_YOUR TASK_
Look through the data and write out every line with the word "breaks" in it.

** begin SUPPLIED RECORDS **

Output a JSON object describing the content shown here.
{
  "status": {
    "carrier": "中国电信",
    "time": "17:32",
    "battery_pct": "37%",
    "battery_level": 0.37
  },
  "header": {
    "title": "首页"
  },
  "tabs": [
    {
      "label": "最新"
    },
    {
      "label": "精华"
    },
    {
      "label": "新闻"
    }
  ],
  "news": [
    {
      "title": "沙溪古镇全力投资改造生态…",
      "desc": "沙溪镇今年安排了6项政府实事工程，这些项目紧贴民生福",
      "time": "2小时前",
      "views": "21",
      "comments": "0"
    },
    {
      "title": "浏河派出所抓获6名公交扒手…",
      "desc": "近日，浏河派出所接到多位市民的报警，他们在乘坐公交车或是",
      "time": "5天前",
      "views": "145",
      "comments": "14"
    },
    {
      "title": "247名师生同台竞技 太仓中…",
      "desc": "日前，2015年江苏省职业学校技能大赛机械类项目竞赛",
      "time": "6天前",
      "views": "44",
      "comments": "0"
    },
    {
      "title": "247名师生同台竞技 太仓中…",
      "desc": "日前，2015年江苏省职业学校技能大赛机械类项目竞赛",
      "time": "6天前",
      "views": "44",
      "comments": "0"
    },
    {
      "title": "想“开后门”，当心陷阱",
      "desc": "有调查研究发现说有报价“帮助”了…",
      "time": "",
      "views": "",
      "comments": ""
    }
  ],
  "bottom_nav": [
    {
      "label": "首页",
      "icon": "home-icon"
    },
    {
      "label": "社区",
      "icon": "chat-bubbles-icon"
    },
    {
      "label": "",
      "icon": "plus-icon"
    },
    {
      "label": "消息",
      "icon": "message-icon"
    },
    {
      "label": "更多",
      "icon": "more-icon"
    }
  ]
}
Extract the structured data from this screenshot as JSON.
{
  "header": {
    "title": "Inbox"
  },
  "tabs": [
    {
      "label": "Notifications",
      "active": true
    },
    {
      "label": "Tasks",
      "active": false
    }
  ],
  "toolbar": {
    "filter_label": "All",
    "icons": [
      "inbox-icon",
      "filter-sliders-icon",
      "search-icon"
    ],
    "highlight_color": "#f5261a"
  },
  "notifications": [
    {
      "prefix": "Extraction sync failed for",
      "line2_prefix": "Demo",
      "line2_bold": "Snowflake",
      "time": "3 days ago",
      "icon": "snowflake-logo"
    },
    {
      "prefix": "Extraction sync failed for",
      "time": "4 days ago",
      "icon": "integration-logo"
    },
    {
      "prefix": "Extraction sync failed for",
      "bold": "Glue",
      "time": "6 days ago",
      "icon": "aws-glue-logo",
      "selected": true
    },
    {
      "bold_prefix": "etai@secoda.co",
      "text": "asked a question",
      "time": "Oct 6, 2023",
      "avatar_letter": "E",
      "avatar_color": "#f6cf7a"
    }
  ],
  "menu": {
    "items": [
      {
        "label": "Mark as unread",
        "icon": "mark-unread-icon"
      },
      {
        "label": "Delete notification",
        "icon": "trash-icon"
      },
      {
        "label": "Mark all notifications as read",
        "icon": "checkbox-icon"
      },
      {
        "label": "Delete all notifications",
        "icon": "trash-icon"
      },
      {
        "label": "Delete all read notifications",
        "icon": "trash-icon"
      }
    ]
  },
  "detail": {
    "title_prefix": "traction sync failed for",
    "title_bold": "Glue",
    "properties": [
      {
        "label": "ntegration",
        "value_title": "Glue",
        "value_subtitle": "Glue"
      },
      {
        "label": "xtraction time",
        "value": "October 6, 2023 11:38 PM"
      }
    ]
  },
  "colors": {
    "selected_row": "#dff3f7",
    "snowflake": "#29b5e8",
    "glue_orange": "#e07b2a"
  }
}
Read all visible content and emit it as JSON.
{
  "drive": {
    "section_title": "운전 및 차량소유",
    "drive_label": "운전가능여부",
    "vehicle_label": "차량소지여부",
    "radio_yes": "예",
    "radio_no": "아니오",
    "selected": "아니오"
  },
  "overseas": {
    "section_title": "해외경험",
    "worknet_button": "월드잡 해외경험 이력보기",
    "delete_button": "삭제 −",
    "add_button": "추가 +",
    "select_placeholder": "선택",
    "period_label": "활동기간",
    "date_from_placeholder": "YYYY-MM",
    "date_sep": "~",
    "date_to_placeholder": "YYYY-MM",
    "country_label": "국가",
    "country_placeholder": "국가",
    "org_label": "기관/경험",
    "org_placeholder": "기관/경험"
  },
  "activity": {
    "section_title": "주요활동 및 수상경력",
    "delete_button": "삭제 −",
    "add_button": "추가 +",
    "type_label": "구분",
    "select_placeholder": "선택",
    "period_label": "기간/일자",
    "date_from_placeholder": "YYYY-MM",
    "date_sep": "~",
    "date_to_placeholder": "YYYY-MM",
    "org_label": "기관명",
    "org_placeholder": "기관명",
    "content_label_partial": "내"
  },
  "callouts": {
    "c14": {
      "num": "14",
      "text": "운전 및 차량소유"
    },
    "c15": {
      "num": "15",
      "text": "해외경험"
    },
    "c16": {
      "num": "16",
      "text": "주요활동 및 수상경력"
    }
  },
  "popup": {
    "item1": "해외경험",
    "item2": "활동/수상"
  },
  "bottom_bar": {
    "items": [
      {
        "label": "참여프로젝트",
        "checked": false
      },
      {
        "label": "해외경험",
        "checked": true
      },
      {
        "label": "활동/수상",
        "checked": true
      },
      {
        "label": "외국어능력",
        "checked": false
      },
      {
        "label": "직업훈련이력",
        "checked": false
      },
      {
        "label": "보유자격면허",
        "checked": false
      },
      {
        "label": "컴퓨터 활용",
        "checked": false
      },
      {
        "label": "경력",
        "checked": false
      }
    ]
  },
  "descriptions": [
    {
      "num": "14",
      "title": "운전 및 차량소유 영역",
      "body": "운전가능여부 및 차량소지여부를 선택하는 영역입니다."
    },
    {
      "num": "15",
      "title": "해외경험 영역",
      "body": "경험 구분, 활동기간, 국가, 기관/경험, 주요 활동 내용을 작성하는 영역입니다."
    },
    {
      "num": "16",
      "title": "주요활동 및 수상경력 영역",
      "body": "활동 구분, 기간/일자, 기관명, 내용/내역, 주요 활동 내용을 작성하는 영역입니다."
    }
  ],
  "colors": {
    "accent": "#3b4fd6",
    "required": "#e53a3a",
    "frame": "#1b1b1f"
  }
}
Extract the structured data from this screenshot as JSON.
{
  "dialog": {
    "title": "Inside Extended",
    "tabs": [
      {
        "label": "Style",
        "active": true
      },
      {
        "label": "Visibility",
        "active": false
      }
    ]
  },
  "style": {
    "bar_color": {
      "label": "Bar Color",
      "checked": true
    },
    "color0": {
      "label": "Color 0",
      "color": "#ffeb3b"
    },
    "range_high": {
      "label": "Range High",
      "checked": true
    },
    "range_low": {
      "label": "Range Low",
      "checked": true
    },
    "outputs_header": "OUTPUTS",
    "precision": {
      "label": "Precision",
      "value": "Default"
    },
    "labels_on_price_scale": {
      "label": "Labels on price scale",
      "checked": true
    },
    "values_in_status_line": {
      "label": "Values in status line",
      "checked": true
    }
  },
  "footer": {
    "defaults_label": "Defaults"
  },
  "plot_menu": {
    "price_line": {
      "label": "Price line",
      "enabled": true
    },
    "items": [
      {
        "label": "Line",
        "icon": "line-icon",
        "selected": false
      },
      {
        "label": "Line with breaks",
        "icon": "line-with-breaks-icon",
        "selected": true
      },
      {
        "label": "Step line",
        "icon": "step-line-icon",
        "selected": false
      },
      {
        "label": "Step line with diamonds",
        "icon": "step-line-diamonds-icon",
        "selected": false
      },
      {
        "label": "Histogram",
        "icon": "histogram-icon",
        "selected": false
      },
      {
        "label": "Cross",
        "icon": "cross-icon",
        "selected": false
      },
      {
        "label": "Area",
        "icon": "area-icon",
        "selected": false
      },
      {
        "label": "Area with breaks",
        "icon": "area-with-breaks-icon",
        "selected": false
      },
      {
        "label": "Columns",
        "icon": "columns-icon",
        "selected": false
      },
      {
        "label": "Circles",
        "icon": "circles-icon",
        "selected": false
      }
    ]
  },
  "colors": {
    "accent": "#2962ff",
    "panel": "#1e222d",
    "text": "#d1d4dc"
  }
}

** end SUPPLIED RECORDS **

_TASK SOLUTION_
        "label": "Line with breaks",
        "icon": "line-with-breaks-icon",
        "label": "Area with breaks",
        "icon": "area-with-breaks-icon",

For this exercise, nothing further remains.